_Exercise details:_ Return all lines where the word "Fashion" can be found.

* start Records shown *

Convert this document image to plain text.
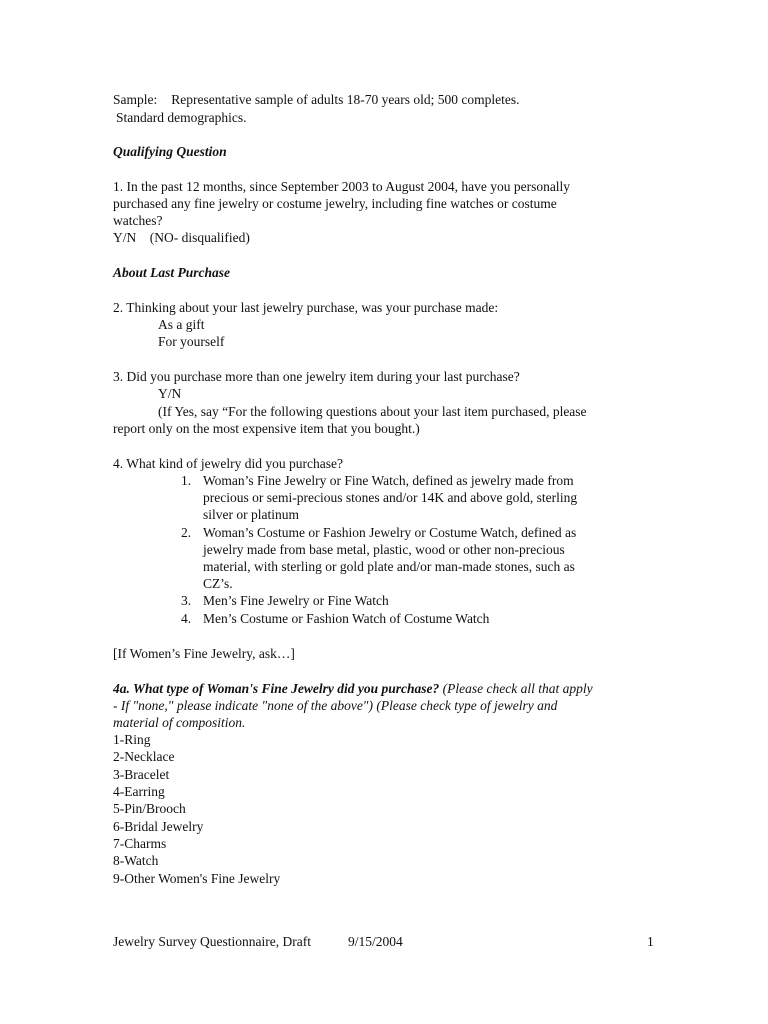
Sample: Representative sample of adults 18-70 years old; 500 completes.
Standard demographics.
Qualifying Question
1. In the past 12 months, since September 2003 to August 2004, have you personally
purchased any fine jewelry or costume jewelry, including fine watches or costume
watches?
Y/N    (NO- disqualified)
About Last Purchase
2. Thinking about your last jewelry purchase, was your purchase made:
As a gift
For yourself
3. Did you purchase more than one jewelry item during your last purchase?
Y/N
(If Yes, say “For the following questions about your last item purchased, please
report only on the most expensive item that you bought.)
4. What kind of jewelry did you purchase?
1. Woman’s Fine Jewelry or Fine Watch, defined as jewelry made from
precious or semi-precious stones and/or 14K and above gold, sterling
silver or platinum
2. Woman’s Costume or Fashion Jewelry or Costume Watch, defined as
jewelry made from base metal, plastic, wood or other non-precious
material, with sterling or gold plate and/or man-made stones, such as
CZ’s.
3. Men’s Fine Jewelry or Fine Watch
4. Men’s Costume or Fashion Watch of Costume Watch
[If Women’s Fine Jewelry, ask…]
4a. What type of Woman's Fine Jewelry did you purchase? (Please check all that apply
- If "none," please indicate "none of the above") (Please check type of jewelry and
material of composition.
1-Ring
2-Necklace
3-Bracelet
4-Earring
5-Pin/Brooch
6-Bridal Jewelry
7-Charms
8-Watch
9-Other Women's Fine Jewelry
Jewelry Survey Questionnaire, Draft	9/15/2004	1
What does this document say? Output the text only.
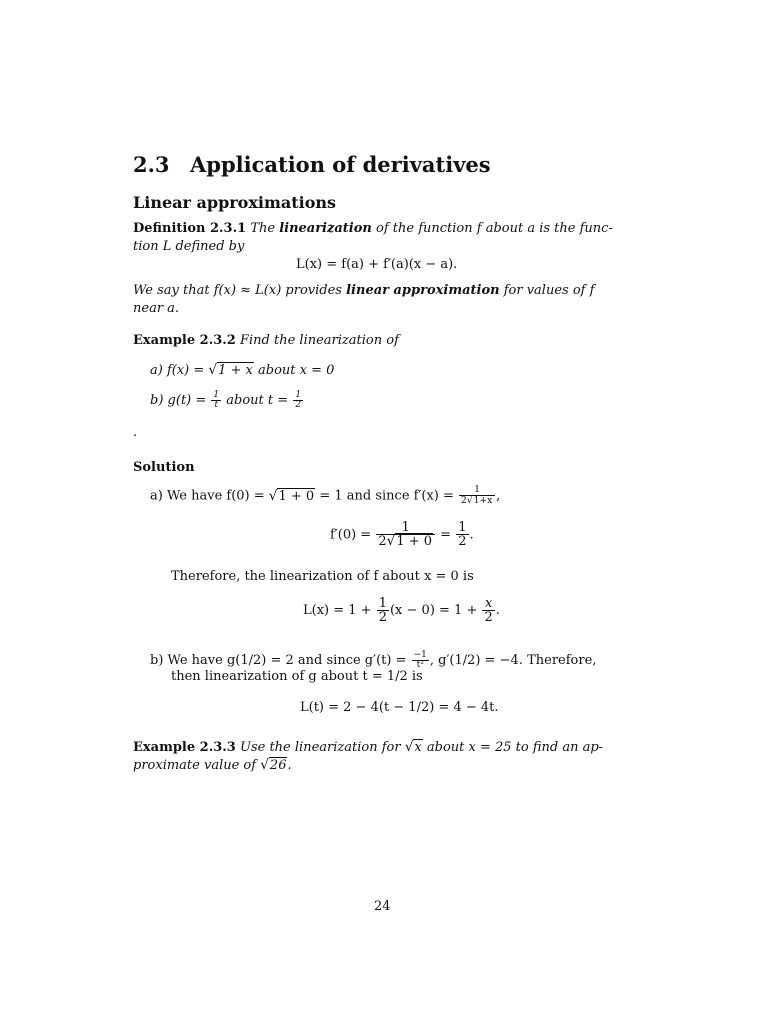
2.3 Application of derivatives
Linear approximations
Definition 2.3.1 The linearization of the function f about a is the func-
tion L defined by
L(x) = f(a) + f′(a)(x − a).
We say that f(x) ≈ L(x) provides linear approximation for values of f
near a.
Example 2.3.2 Find the linearization of
a) f(x) = √1 + x about x = 0
b) $g(t) = \frac{1}{t}$ about $t = \frac{1}{2}$
.
Solution
a) We have f(0) = √1 + 0 = 1 and since $f'(x) = \frac{1}{2√1+x}$ ,
$f'(0) = \frac{1}{2√1 + 0} = \frac{1}{2}$ .
Therefore, the linearization of f about x = 0 is
$L(x) = 1 + \frac{1}{2} (x - 0) = 1 + \frac{x}{2}$ .
b) We have g(1/2) = 2 and since $g'(t) = \frac{-1}{\text{t²}}$ , g′(1/2) = −4. Therefore,
then linearization of g about t = 1/2 is
L(t) = 2 − 4(t − 1/2) = 4 − 4t.
Example 2.3.3 Use the linearization for √x about x = 25 to find an ap-
proximate value of √26.
24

* end Records shown *

_Response to this exercise:_
2. Woman’s Costume or Fashion Jewelry or Costume Watch, defined as
4. Men’s Costume or Fashion Watch of Costume Watch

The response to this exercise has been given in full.